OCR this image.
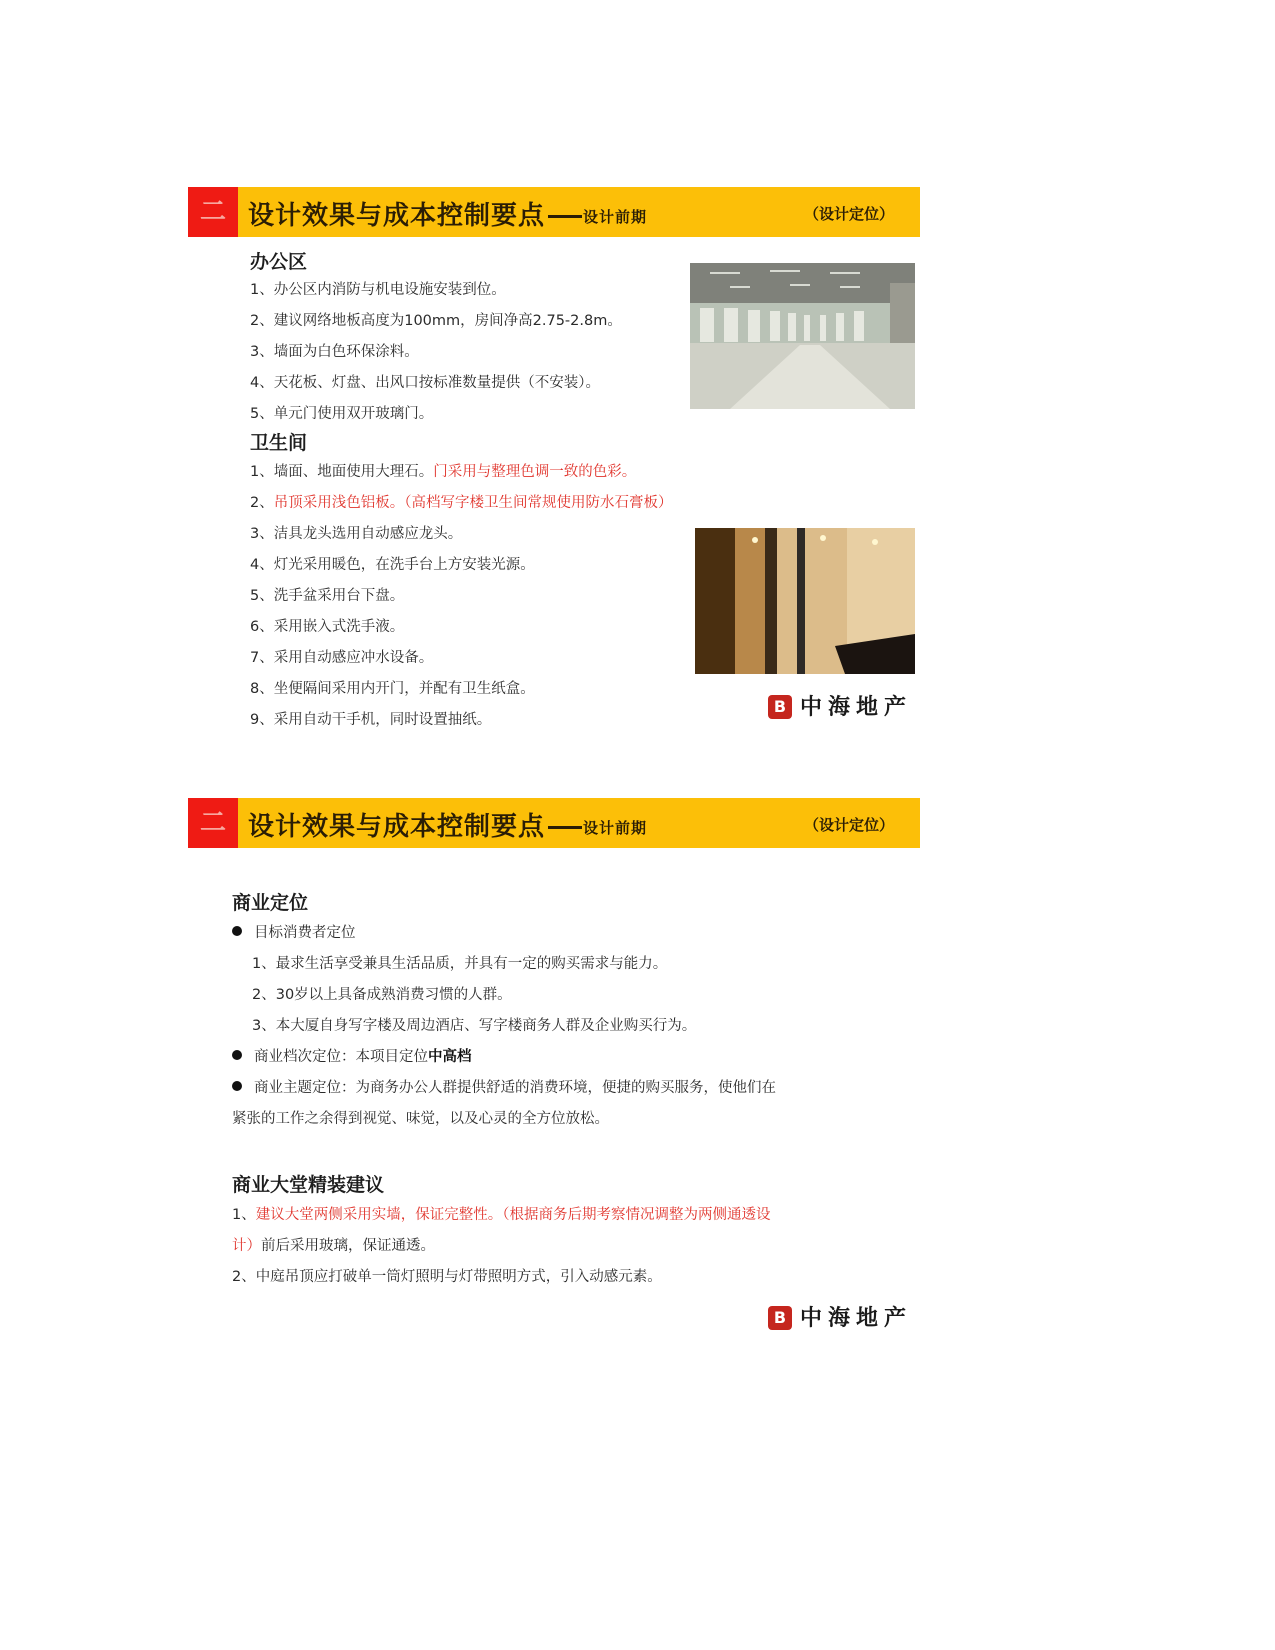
二 设计效果与成本控制要点	设计前期	（设计定位）
办公区
1、办公区内消防与机电设施安装到位。
2、建议网络地板高度为100mm，房间净高2.75-2.8m。
3、墙面为白色环保涂料。
4、天花板、灯盘、出风口按标准数量提供（不安装）。
5、单元门使用双开玻璃门。
卫生间
1、墙面、地面使用大理石。门采用与整理色调一致的色彩。
2、吊顶采用浅色铝板。（高档写字楼卫生间常规使用防水石膏板）
3、洁具龙头选用自动感应龙头。
4、灯光采用暖色，在洗手台上方安装光源。
5、洗手盆采用台下盘。
6、采用嵌入式洗手液。
7、采用自动感应冲水设备。
8、坐便隔间采用内开门，并配有卫生纸盒。
9、采用自动干手机，同时设置抽纸。
B 中海地产
二 设计效果与成本控制要点	设计前期	（设计定位）
商业定位
目标消费者定位
1、最求生活享受兼具生活品质，并具有一定的购买需求与能力。
2、30岁以上具备成熟消费习惯的人群。
3、本大厦自身写字楼及周边酒店、写字楼商务人群及企业购买行为。
商业档次定位：本项目定位中高档
商业主题定位：为商务办公人群提供舒适的消费环境，便捷的购买服务，使他们在
紧张的工作之余得到视觉、味觉，以及心灵的全方位放松。
商业大堂精装建议
1、建议大堂两侧采用实墙，保证完整性。（根据商务后期考察情况调整为两侧通透设
计）前后采用玻璃，保证通透。
2、中庭吊顶应打破单一筒灯照明与灯带照明方式，引入动感元素。
B 中海地产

-*-

Requirements: Go back to the records above and write them out exactly, without the pictures.

Answer:
OCR this image.
二 设计效果与成本控制要点	设计前期	（设计定位）
办公区
1、办公区内消防与机电设施安装到位。
2、建议网络地板高度为100mm，房间净高2.75-2.8m。
3、墙面为白色环保涂料。
4、天花板、灯盘、出风口按标准数量提供（不安装）。
5、单元门使用双开玻璃门。
卫生间
1、墙面、地面使用大理石。门采用与整理色调一致的色彩。
2、吊顶采用浅色铝板。（高档写字楼卫生间常规使用防水石膏板）
3、洁具龙头选用自动感应龙头。
4、灯光采用暖色，在洗手台上方安装光源。
5、洗手盆采用台下盘。
6、采用嵌入式洗手液。
7、采用自动感应冲水设备。
8、坐便隔间采用内开门，并配有卫生纸盒。
9、采用自动干手机，同时设置抽纸。
B 中海地产
二 设计效果与成本控制要点	设计前期	（设计定位）
商业定位
目标消费者定位
1、最求生活享受兼具生活品质，并具有一定的购买需求与能力。
2、30岁以上具备成熟消费习惯的人群。
3、本大厦自身写字楼及周边酒店、写字楼商务人群及企业购买行为。
商业档次定位：本项目定位中高档
商业主题定位：为商务办公人群提供舒适的消费环境，便捷的购买服务，使他们在
紧张的工作之余得到视觉、味觉，以及心灵的全方位放松。
商业大堂精装建议
1、建议大堂两侧采用实墙，保证完整性。（根据商务后期考察情况调整为两侧通透设
计）前后采用玻璃，保证通透。
2、中庭吊顶应打破单一筒灯照明与灯带照明方式，引入动感元素。
B 中海地产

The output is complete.